====== Data records ======

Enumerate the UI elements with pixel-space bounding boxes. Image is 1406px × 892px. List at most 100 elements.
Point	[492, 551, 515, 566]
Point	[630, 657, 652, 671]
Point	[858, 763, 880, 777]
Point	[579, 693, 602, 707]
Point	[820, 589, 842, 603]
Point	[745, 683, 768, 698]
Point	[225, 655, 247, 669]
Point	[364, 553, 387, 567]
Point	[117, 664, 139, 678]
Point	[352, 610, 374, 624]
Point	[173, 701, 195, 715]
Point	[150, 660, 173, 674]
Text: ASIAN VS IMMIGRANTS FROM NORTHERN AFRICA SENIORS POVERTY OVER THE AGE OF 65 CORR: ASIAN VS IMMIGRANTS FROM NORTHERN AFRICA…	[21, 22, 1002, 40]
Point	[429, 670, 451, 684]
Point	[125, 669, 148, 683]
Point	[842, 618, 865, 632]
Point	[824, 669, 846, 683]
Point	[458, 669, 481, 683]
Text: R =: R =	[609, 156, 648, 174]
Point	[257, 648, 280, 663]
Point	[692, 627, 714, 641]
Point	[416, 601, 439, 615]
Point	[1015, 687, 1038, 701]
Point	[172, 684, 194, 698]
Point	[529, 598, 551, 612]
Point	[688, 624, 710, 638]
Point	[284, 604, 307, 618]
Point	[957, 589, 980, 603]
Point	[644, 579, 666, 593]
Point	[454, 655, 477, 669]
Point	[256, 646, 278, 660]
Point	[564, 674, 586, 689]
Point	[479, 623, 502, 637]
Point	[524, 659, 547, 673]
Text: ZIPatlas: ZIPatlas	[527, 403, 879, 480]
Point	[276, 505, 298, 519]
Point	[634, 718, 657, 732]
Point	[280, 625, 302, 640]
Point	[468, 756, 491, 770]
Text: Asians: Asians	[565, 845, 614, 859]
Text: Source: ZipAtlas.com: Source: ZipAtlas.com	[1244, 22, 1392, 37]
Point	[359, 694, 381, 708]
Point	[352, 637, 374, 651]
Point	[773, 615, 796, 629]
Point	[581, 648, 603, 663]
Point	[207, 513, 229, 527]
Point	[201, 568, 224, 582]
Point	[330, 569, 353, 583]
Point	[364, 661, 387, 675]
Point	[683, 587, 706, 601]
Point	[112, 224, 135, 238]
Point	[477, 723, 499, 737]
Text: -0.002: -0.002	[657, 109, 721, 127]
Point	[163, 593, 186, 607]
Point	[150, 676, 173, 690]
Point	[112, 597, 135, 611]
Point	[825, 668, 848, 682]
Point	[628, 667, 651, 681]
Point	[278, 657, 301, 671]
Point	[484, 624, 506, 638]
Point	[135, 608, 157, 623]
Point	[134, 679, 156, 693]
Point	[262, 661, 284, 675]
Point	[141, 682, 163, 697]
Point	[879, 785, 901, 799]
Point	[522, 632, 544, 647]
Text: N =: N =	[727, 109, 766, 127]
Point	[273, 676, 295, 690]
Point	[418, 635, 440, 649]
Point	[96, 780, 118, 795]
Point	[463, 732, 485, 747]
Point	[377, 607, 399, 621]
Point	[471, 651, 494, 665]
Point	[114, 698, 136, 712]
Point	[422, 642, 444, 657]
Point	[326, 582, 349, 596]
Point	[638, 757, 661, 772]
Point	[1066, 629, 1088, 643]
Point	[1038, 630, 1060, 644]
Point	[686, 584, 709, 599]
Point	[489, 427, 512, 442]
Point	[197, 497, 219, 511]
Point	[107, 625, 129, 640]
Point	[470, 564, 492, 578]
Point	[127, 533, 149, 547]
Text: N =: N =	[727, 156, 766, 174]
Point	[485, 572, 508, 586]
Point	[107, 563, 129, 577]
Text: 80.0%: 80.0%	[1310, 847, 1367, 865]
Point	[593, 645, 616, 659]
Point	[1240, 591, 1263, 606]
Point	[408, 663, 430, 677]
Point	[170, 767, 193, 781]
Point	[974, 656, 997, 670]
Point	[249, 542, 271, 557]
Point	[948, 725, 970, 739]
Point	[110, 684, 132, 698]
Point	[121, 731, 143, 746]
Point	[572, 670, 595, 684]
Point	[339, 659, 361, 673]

======

● **What to produce**
Lay out the rows above as a Markdown table with two columns, No. and Row text, giving each row's number and its full text, and leave out any blank lines.

● **Result of the task**
| No. | Row text |
|---|---|
| 1 | Enumerate the UI elements with pixel-space bounding boxes. Image is 1406px × 892px. List at most 100 elements. |
| 2 | Point	[492, 551, 515, 566] |
| 3 | Point	[630, 657, 652, 671] |
| 4 | Point	[858, 763, 880, 777] |
| 5 | Point	[579, 693, 602, 707] |
| 6 | Point	[820, 589, 842, 603] |
| 7 | Point	[745, 683, 768, 698] |
| 8 | Point	[225, 655, 247, 669] |
| 9 | Point	[364, 553, 387, 567] |
| 10 | Point	[117, 664, 139, 678] |
| 11 | Point	[352, 610, 374, 624] |
| 12 | Point	[173, 701, 195, 715] |
| 13 | Point	[150, 660, 173, 674] |
| 14 | Text: ASIAN VS IMMIGRANTS FROM NORTHERN AFRICA SENIORS POVERTY OVER THE AGE OF 65 CORR: ASIAN VS IMMIGRANTS FROM NORTHERN AFRICA…	[21, 22, 1002, 40] |
| 15 | Point	[429, 670, 451, 684] |
| 16 | Point	[125, 669, 148, 683] |
| 17 | Point	[842, 618, 865, 632] |
| 18 | Point	[824, 669, 846, 683] |
| 19 | Point	[458, 669, 481, 683] |
| 20 | Text: R =: R =	[609, 156, 648, 174] |
| 21 | Point	[257, 648, 280, 663] |
| 22 | Point	[692, 627, 714, 641] |
| 23 | Point	[416, 601, 439, 615] |
| 24 | Point	[1015, 687, 1038, 701] |
| 25 | Point	[172, 684, 194, 698] |
| 26 | Point	[529, 598, 551, 612] |
| 27 | Point	[688, 624, 710, 638] |
| 28 | Point	[284, 604, 307, 618] |
| 29 | Point	[957, 589, 980, 603] |
| 30 | Point	[644, 579, 666, 593] |
| 31 | Point	[454, 655, 477, 669] |
| 32 | Point	[256, 646, 278, 660] |
| 33 | Point	[564, 674, 586, 689] |
| 34 | Point	[479, 623, 502, 637] |
| 35 | Point	[524, 659, 547, 673] |
| 36 | Text: ZIPatlas: ZIPatlas	[527, 403, 879, 480] |
| 37 | Point	[276, 505, 298, 519] |
| 38 | Point	[634, 718, 657, 732] |
| 39 | Point	[280, 625, 302, 640] |
| 40 | Point	[468, 756, 491, 770] |
| 41 | Text: Asians: Asians	[565, 845, 614, 859] |
| 42 | Text: Source: ZipAtlas.com: Source: ZipAtlas.com	[1244, 22, 1392, 37] |
| 43 | Point	[359, 694, 381, 708] |
| 44 | Point	[352, 637, 374, 651] |
| 45 | Point	[773, 615, 796, 629] |
| 46 | Point	[581, 648, 603, 663] |
| 47 | Point	[207, 513, 229, 527] |
| 48 | Point	[201, 568, 224, 582] |
| 49 | Point	[330, 569, 353, 583] |
| 50 | Point	[364, 661, 387, 675] |
| 51 | Point	[683, 587, 706, 601] |
| 52 | Point	[112, 224, 135, 238] |
| 53 | Point	[477, 723, 499, 737] |
| 54 | Text: -0.002: -0.002	[657, 109, 721, 127] |
| 55 | Point	[163, 593, 186, 607] |
| 56 | Point	[150, 676, 173, 690] |
| 57 | Point	[112, 597, 135, 611] |
| 58 | Point	[825, 668, 848, 682] |
| 59 | Point	[628, 667, 651, 681] |
| 60 | Point	[278, 657, 301, 671] |
| 61 | Point	[484, 624, 506, 638] |
| 62 | Point	[135, 608, 157, 623] |
| 63 | Point	[134, 679, 156, 693] |
| 64 | Point	[262, 661, 284, 675] |
| 65 | Point	[141, 682, 163, 697] |
| 66 | Point	[879, 785, 901, 799] |
| 67 | Point	[522, 632, 544, 647] |
| 68 | Text: N =: N =	[727, 109, 766, 127] |
| 69 | Point	[273, 676, 295, 690] |
| 70 | Point	[418, 635, 440, 649] |
| 71 | Point	[96, 780, 118, 795] |
| 72 | Point	[463, 732, 485, 747] |
| 73 | Point	[377, 607, 399, 621] |
| 74 | Point	[471, 651, 494, 665] |
| 75 | Point	[114, 698, 136, 712] |
| 76 | Point	[422, 642, 444, 657] |
| 77 | Point	[326, 582, 349, 596] |
| 78 | Point	[638, 757, 661, 772] |
| 79 | Point	[1066, 629, 1088, 643] |
| 80 | Point	[1038, 630, 1060, 644] |
| 81 | Point	[686, 584, 709, 599] |
| 82 | Point	[489, 427, 512, 442] |
| 83 | Point	[197, 497, 219, 511] |
| 84 | Point	[107, 625, 129, 640] |
| 85 | Point	[470, 564, 492, 578] |
| 86 | Point	[127, 533, 149, 547] |
| 87 | Text: N =: N =	[727, 156, 766, 174] |
| 88 | Point	[485, 572, 508, 586] |
| 89 | Point	[107, 563, 129, 577] |
| 90 | Text: 80.0%: 80.0%	[1310, 847, 1367, 865] |
| 91 | Point	[593, 645, 616, 659] |
| 92 | Point	[1240, 591, 1263, 606] |
| 93 | Point	[408, 663, 430, 677] |
| 94 | Point	[170, 767, 193, 781] |
| 95 | Point	[974, 656, 997, 670] |
| 96 | Point	[249, 542, 271, 557] |
| 97 | Point	[948, 725, 970, 739] |
| 98 | Point	[110, 684, 132, 698] |
| 99 | Point	[121, 731, 143, 746] |
| 100 | Point	[572, 670, 595, 684] |
| 101 | Point	[339, 659, 361, 673] |